▶ [Source data]
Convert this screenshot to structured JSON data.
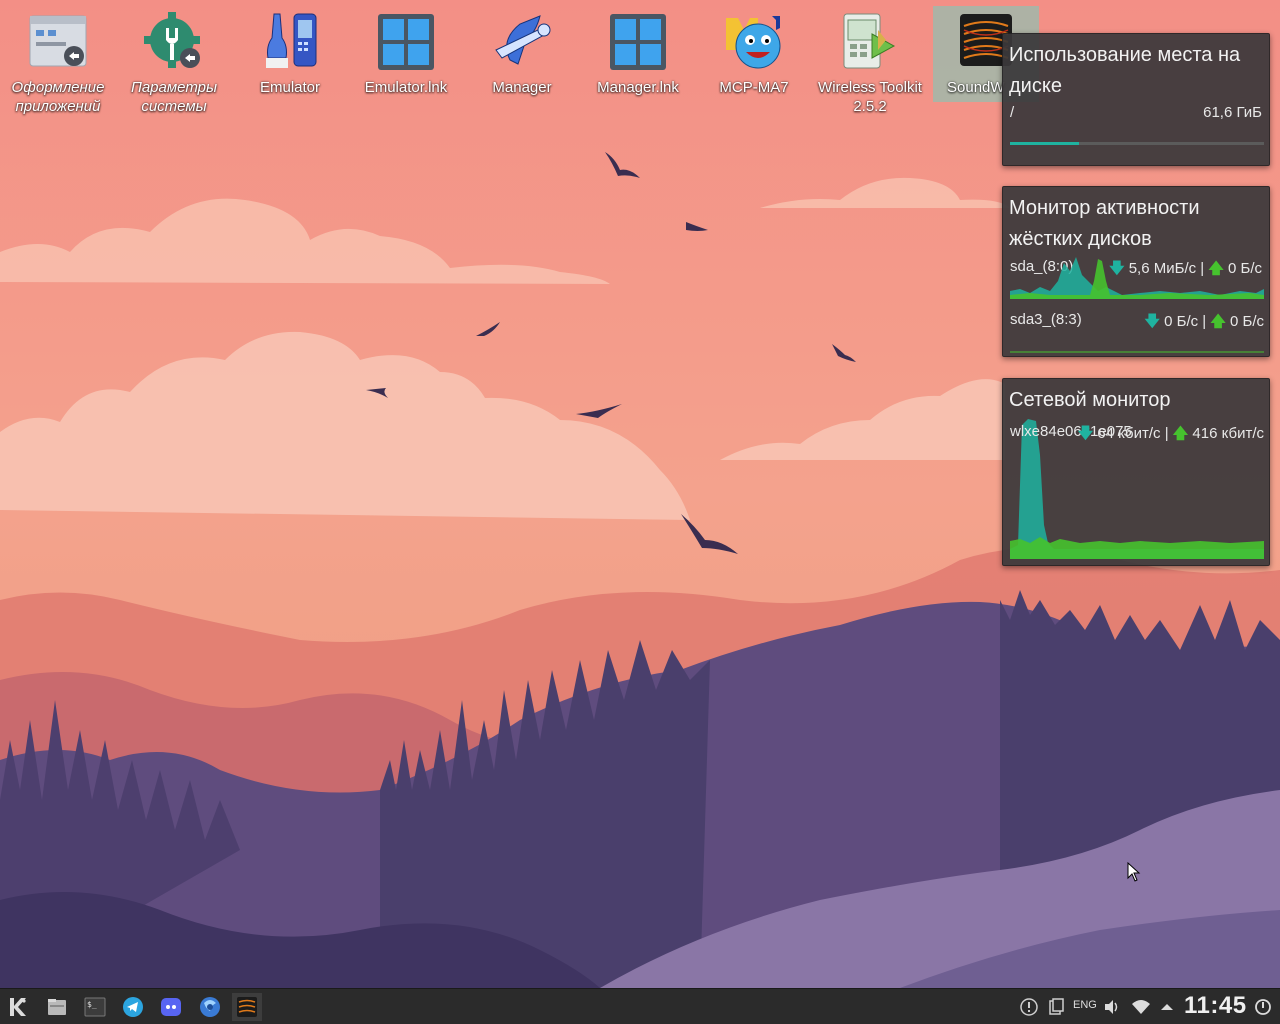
{
  "desktop": {
    "icons": [
      {
        "label": "Оформление приложений",
        "icon": "appearance-settings-icon",
        "italic": true
      },
      {
        "label": "Параметры системы",
        "icon": "system-settings-icon",
        "italic": true
      },
      {
        "label": "Emulator",
        "icon": "emulator-icon",
        "italic": false
      },
      {
        "label": "Emulator.lnk",
        "icon": "windows-shortcut-icon",
        "italic": false
      },
      {
        "label": "Manager",
        "icon": "manager-icon",
        "italic": false
      },
      {
        "label": "Manager.lnk",
        "icon": "windows-shortcut-icon",
        "italic": false
      },
      {
        "label": "MCP-MA7",
        "icon": "mcp-ma7-icon",
        "italic": false
      },
      {
        "label": "Wireless Toolkit 2.5.2",
        "icon": "wireless-toolkit-icon",
        "italic": false
      },
      {
        "label": "SoundW",
        "icon": "soundwire-icon",
        "italic": false,
        "selected": true
      }
    ]
  },
  "widgets": {
    "disk_usage": {
      "title": "Использование места на диске",
      "mount": "/",
      "size": "61,6 ГиБ",
      "used_fraction": 0.27,
      "bar_color": "#1fb3a0"
    },
    "disk_activity": {
      "title": "Монитор активности жёстких дисков",
      "devices": [
        {
          "name": "sda_(8:0)",
          "read": "5,6 МиБ/с",
          "separator": "|",
          "write": "0 Б/с"
        },
        {
          "name": "sda3_(8:3)",
          "read": "0 Б/с",
          "separator": "|",
          "write": "0 Б/с"
        }
      ]
    },
    "network": {
      "title": "Сетевой монитор",
      "interface": "wlxe84e0681e075",
      "down": "64 кбит/с",
      "separator": "|",
      "up": "416 кбит/с"
    }
  },
  "taskbar": {
    "launcher": "kde-launcher-icon",
    "apps": [
      "file-manager-icon",
      "terminal-icon",
      "telegram-icon",
      "discord-icon",
      "browser-icon",
      "soundwire-icon"
    ],
    "tray": [
      "updates-icon",
      "clipboard-icon",
      "volume-icon",
      "wifi-icon",
      "expand-tray-icon",
      "power-icon"
    ],
    "language": "ENG",
    "clock": "11:45"
  },
  "colors": {
    "download": "#1fb3a0",
    "upload": "#46c22e",
    "widget_bg": "#3a383a"
  }
}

▶ [Challenge]
Scan the entries above for the word "label" and collect each line holding it.

▶ [Finished exercise]
        "label": "Оформление приложений",
        "label": "Параметры системы",
        "label": "Emulator",
        "label": "Emulator.lnk",
        "label": "Manager",
        "label": "Manager.lnk",
        "label": "MCP-MA7",
        "label": "Wireless Toolkit 2.5.2",
        "label": "SoundW",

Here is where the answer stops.